▸ Task objective: Identify and pull out each line of the entries in which "this" occurs.

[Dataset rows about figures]
+ + + +
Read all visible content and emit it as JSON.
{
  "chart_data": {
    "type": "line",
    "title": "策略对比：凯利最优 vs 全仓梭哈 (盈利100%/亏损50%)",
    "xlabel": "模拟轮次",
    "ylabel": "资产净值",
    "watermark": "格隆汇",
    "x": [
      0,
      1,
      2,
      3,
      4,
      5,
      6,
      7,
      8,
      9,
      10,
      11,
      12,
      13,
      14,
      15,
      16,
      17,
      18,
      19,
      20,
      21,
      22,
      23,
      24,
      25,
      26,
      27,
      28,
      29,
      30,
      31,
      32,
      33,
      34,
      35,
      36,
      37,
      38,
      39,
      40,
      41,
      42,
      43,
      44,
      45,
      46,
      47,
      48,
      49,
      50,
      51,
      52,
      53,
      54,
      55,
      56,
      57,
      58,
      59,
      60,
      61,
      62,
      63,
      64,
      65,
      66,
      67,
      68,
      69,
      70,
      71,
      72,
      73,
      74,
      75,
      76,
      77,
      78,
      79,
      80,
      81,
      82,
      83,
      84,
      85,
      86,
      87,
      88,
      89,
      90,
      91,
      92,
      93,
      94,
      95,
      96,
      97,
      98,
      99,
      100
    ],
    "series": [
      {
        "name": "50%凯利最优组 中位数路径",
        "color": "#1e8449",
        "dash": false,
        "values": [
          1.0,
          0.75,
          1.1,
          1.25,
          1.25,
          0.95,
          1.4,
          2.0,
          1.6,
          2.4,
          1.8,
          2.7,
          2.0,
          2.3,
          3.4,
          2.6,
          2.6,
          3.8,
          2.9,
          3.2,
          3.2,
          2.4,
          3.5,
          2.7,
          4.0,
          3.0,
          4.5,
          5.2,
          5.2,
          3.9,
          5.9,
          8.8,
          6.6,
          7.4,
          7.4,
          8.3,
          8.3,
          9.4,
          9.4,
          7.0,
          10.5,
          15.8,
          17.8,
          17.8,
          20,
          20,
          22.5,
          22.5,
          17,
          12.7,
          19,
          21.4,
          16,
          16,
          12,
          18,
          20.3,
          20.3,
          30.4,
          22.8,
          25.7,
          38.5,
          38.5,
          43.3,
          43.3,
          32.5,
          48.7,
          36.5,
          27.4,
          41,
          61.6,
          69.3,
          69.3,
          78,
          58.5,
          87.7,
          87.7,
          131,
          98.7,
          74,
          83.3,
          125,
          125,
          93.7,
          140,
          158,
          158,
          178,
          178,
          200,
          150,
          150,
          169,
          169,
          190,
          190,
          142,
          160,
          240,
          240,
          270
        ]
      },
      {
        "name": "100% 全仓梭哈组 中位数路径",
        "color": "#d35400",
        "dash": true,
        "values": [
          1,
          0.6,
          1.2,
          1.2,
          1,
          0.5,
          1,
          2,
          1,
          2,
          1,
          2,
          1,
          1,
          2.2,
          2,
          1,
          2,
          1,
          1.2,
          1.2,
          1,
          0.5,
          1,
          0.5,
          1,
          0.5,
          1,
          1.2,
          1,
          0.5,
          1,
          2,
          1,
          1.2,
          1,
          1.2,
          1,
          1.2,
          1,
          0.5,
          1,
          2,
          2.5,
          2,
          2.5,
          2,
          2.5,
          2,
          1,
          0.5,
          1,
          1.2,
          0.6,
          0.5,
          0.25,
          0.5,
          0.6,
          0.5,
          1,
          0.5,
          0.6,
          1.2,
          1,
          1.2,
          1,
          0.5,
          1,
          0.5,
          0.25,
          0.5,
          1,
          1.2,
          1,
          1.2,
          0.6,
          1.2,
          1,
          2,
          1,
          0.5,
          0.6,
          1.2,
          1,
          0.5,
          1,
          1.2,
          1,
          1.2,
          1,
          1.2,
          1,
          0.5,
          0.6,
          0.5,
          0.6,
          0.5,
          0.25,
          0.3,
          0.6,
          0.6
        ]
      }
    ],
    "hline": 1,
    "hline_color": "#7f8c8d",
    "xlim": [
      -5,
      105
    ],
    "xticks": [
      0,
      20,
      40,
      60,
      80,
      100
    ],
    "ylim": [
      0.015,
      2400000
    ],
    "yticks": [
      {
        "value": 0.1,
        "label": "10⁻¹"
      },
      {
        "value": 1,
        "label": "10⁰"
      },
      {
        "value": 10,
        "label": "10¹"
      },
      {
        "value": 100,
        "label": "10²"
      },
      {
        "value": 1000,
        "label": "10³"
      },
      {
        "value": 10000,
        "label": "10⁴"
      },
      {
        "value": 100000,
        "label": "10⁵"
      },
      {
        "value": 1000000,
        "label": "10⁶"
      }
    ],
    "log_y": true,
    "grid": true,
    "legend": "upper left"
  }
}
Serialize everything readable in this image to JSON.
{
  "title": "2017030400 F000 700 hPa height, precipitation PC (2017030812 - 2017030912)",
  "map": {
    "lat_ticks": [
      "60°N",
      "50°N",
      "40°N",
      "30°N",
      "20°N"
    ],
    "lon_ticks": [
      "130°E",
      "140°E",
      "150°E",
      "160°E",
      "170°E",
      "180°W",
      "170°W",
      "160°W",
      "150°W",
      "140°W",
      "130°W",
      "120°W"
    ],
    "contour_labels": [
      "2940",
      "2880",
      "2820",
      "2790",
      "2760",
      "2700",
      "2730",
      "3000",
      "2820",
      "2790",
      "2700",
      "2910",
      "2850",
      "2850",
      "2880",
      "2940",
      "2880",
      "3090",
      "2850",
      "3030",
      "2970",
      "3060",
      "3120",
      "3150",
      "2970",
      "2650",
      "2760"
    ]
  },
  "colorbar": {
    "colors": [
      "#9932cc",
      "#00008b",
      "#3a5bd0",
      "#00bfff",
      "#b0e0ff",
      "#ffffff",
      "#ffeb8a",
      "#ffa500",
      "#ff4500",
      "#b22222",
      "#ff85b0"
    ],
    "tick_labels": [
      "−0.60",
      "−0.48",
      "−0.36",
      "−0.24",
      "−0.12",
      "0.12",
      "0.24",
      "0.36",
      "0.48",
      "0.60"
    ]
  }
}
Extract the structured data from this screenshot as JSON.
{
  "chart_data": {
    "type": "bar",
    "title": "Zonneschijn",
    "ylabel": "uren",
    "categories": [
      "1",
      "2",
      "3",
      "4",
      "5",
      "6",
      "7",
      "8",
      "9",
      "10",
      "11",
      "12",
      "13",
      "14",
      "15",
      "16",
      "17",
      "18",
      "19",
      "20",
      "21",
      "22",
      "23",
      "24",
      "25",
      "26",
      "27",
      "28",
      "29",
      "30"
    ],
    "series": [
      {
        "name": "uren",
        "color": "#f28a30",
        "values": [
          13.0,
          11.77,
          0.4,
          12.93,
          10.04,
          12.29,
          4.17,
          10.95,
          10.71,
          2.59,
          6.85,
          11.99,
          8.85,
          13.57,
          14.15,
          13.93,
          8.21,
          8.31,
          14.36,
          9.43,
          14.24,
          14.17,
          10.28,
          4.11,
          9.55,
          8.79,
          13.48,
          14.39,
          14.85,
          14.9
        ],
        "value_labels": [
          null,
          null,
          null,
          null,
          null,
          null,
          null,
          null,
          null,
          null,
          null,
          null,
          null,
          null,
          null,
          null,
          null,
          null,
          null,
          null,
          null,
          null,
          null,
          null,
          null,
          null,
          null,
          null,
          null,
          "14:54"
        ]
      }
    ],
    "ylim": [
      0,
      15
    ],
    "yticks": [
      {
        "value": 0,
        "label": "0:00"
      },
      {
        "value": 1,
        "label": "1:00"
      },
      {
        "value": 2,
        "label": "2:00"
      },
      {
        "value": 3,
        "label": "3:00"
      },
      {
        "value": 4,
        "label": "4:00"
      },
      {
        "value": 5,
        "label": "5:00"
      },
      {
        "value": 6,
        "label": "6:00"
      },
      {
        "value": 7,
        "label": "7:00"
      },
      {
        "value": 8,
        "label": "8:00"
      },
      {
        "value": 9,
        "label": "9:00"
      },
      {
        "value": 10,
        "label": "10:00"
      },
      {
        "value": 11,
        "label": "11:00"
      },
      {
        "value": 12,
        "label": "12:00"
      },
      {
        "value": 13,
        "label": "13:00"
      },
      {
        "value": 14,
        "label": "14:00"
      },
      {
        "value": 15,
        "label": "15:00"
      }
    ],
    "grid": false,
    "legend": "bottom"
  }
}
+ + + +
▸ Answer to the problem:
Serialize everything readable in this image to JSON.
Extract the structured data from this screenshot as JSON.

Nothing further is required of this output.